■ SHORT TASK: Output every line of the data exactly as it appears.
....
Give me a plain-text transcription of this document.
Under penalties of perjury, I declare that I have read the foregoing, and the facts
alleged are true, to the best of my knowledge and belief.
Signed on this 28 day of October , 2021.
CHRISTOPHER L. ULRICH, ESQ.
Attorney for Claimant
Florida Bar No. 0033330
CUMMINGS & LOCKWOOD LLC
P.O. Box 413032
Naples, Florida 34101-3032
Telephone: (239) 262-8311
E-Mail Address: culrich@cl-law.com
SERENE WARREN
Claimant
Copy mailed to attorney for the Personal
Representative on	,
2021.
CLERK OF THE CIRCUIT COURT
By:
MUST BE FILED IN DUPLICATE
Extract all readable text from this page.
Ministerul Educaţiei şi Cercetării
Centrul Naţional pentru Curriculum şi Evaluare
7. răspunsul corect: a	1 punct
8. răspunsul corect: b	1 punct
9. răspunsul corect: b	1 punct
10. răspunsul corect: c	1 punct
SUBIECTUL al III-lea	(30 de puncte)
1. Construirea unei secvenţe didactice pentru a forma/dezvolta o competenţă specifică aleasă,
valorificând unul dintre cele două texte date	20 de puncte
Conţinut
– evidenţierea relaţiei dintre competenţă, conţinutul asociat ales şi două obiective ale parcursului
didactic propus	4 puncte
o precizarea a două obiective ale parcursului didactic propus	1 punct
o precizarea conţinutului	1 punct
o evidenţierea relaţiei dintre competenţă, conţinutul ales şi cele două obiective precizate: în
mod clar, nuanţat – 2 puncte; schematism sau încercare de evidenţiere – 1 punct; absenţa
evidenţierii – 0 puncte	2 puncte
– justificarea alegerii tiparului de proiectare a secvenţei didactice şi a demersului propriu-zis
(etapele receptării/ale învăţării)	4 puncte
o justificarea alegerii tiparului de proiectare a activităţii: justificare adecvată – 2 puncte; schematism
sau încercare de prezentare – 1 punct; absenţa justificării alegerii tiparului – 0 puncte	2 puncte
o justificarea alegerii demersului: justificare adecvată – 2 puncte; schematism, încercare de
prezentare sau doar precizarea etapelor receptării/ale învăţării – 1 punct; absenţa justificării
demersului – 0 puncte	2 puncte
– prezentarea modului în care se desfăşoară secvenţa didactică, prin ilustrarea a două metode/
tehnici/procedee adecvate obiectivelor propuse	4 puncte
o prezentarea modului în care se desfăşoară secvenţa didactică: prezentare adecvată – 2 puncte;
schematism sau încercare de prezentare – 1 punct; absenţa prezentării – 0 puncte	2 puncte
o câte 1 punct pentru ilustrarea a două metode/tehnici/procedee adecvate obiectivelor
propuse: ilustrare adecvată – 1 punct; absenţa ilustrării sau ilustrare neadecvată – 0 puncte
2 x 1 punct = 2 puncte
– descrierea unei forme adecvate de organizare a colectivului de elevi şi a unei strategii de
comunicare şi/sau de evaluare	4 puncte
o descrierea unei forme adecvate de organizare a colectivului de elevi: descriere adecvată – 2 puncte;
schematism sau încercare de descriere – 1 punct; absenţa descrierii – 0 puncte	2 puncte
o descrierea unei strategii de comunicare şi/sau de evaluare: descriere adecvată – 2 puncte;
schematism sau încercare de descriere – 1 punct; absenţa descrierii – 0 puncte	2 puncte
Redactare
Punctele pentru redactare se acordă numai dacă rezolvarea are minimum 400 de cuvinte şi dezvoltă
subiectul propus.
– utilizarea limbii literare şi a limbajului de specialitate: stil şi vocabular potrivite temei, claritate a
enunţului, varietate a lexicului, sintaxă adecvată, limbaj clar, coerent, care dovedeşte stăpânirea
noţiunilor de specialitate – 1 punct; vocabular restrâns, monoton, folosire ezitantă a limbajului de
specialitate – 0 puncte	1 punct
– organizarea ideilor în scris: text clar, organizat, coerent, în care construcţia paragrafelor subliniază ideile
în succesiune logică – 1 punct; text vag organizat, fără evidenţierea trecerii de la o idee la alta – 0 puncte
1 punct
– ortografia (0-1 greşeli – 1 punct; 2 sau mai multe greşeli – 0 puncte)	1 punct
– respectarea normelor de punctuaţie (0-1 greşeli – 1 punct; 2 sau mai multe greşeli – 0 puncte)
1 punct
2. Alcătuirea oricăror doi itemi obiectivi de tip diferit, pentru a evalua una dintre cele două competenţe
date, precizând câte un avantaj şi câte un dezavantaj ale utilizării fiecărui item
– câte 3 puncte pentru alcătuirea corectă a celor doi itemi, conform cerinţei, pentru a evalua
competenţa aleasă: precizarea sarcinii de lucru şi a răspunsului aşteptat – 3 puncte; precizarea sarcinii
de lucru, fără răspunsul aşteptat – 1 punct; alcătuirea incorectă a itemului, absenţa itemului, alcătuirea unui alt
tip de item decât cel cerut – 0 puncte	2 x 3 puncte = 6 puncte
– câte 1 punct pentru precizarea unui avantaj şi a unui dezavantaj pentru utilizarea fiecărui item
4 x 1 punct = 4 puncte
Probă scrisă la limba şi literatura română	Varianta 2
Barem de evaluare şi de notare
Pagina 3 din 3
....
■ ANSWER FOR THIS EXERCISE:
Give me a plain-text transcription of this document.
Under penalties of perjury, I declare that I have read the foregoing, and the facts
alleged are true, to the best of my knowledge and belief.
Signed on this 28 day of October , 2021.
CHRISTOPHER L. ULRICH, ESQ.
Attorney for Claimant
Florida Bar No. 0033330
CUMMINGS & LOCKWOOD LLC
P.O. Box 413032
Naples, Florida 34101-3032
Telephone: (239) 262-8311
E-Mail Address: culrich@cl-law.com
SERENE WARREN
Claimant
Copy mailed to attorney for the Personal
Representative on	,
2021.
CLERK OF THE CIRCUIT COURT
By:
MUST BE FILED IN DUPLICATE
Extract all readable text from this page.
Ministerul Educaţiei şi Cercetării
Centrul Naţional pentru Curriculum şi Evaluare
7. răspunsul corect: a	1 punct
8. răspunsul corect: b	1 punct
9. răspunsul corect: b	1 punct
10. răspunsul corect: c	1 punct
SUBIECTUL al III-lea	(30 de puncte)
1. Construirea unei secvenţe didactice pentru a forma/dezvolta o competenţă specifică aleasă,
valorificând unul dintre cele două texte date	20 de puncte
Conţinut
– evidenţierea relaţiei dintre competenţă, conţinutul asociat ales şi două obiective ale parcursului
didactic propus	4 puncte
o precizarea a două obiective ale parcursului didactic propus	1 punct
o precizarea conţinutului	1 punct
o evidenţierea relaţiei dintre competenţă, conţinutul ales şi cele două obiective precizate: în
mod clar, nuanţat – 2 puncte; schematism sau încercare de evidenţiere – 1 punct; absenţa
evidenţierii – 0 puncte	2 puncte
– justificarea alegerii tiparului de proiectare a secvenţei didactice şi a demersului propriu-zis
(etapele receptării/ale învăţării)	4 puncte
o justificarea alegerii tiparului de proiectare a activităţii: justificare adecvată – 2 puncte; schematism
sau încercare de prezentare – 1 punct; absenţa justificării alegerii tiparului – 0 puncte	2 puncte
o justificarea alegerii demersului: justificare adecvată – 2 puncte; schematism, încercare de
prezentare sau doar precizarea etapelor receptării/ale învăţării – 1 punct; absenţa justificării
demersului – 0 puncte	2 puncte
– prezentarea modului în care se desfăşoară secvenţa didactică, prin ilustrarea a două metode/
tehnici/procedee adecvate obiectivelor propuse	4 puncte
o prezentarea modului în care se desfăşoară secvenţa didactică: prezentare adecvată – 2 puncte;
schematism sau încercare de prezentare – 1 punct; absenţa prezentării – 0 puncte	2 puncte
o câte 1 punct pentru ilustrarea a două metode/tehnici/procedee adecvate obiectivelor
propuse: ilustrare adecvată – 1 punct; absenţa ilustrării sau ilustrare neadecvată – 0 puncte
2 x 1 punct = 2 puncte
– descrierea unei forme adecvate de organizare a colectivului de elevi şi a unei strategii de
comunicare şi/sau de evaluare	4 puncte
o descrierea unei forme adecvate de organizare a colectivului de elevi: descriere adecvată – 2 puncte;
schematism sau încercare de descriere – 1 punct; absenţa descrierii – 0 puncte	2 puncte
o descrierea unei strategii de comunicare şi/sau de evaluare: descriere adecvată – 2 puncte;
schematism sau încercare de descriere – 1 punct; absenţa descrierii – 0 puncte	2 puncte
Redactare
Punctele pentru redactare se acordă numai dacă rezolvarea are minimum 400 de cuvinte şi dezvoltă
subiectul propus.
– utilizarea limbii literare şi a limbajului de specialitate: stil şi vocabular potrivite temei, claritate a
enunţului, varietate a lexicului, sintaxă adecvată, limbaj clar, coerent, care dovedeşte stăpânirea
noţiunilor de specialitate – 1 punct; vocabular restrâns, monoton, folosire ezitantă a limbajului de
specialitate – 0 puncte	1 punct
– organizarea ideilor în scris: text clar, organizat, coerent, în care construcţia paragrafelor subliniază ideile
în succesiune logică – 1 punct; text vag organizat, fără evidenţierea trecerii de la o idee la alta – 0 puncte
1 punct
– ortografia (0-1 greşeli – 1 punct; 2 sau mai multe greşeli – 0 puncte)	1 punct
– respectarea normelor de punctuaţie (0-1 greşeli – 1 punct; 2 sau mai multe greşeli – 0 puncte)
1 punct
2. Alcătuirea oricăror doi itemi obiectivi de tip diferit, pentru a evalua una dintre cele două competenţe
date, precizând câte un avantaj şi câte un dezavantaj ale utilizării fiecărui item
– câte 3 puncte pentru alcătuirea corectă a celor doi itemi, conform cerinţei, pentru a evalua
competenţa aleasă: precizarea sarcinii de lucru şi a răspunsului aşteptat – 3 puncte; precizarea sarcinii
de lucru, fără răspunsul aşteptat – 1 punct; alcătuirea incorectă a itemului, absenţa itemului, alcătuirea unui alt
tip de item decât cel cerut – 0 puncte	2 x 3 puncte = 6 puncte
– câte 1 punct pentru precizarea unui avantaj şi a unui dezavantaj pentru utilizarea fiecărui item
4 x 1 punct = 4 puncte
Probă scrisă la limba şi literatura română	Varianta 2
Barem de evaluare şi de notare
Pagina 3 din 3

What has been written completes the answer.